Data items:
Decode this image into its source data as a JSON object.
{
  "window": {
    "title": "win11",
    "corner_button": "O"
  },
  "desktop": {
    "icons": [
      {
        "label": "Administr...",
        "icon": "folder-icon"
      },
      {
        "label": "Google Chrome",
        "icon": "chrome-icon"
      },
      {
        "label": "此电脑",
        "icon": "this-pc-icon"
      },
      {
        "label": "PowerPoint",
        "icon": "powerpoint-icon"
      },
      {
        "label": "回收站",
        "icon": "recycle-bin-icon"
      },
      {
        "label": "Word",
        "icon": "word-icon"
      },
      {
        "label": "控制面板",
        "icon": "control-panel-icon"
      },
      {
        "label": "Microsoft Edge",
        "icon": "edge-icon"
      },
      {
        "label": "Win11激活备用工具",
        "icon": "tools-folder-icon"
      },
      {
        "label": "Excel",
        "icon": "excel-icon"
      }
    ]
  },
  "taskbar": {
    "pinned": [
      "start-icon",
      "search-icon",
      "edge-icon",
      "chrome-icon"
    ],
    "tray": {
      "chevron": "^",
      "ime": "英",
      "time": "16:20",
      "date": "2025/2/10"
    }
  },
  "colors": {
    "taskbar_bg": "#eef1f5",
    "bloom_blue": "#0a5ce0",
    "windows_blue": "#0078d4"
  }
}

Stated exercise → Reproduce the material in full, with no word added or dropped.

The response →
Decode this image into its source data as a JSON object.
{
  "window": {
    "title": "win11",
    "corner_button": "O"
  },
  "desktop": {
    "icons": [
      {
        "label": "Administr...",
        "icon": "folder-icon"
      },
      {
        "label": "Google Chrome",
        "icon": "chrome-icon"
      },
      {
        "label": "此电脑",
        "icon": "this-pc-icon"
      },
      {
        "label": "PowerPoint",
        "icon": "powerpoint-icon"
      },
      {
        "label": "回收站",
        "icon": "recycle-bin-icon"
      },
      {
        "label": "Word",
        "icon": "word-icon"
      },
      {
        "label": "控制面板",
        "icon": "control-panel-icon"
      },
      {
        "label": "Microsoft Edge",
        "icon": "edge-icon"
      },
      {
        "label": "Win11激活备用工具",
        "icon": "tools-folder-icon"
      },
      {
        "label": "Excel",
        "icon": "excel-icon"
      }
    ]
  },
  "taskbar": {
    "pinned": [
      "start-icon",
      "search-icon",
      "edge-icon",
      "chrome-icon"
    ],
    "tray": {
      "chevron": "^",
      "ime": "英",
      "time": "16:20",
      "date": "2025/2/10"
    }
  },
  "colors": {
    "taskbar_bg": "#eef1f5",
    "bloom_blue": "#0a5ce0",
    "windows_blue": "#0078d4"
  }
}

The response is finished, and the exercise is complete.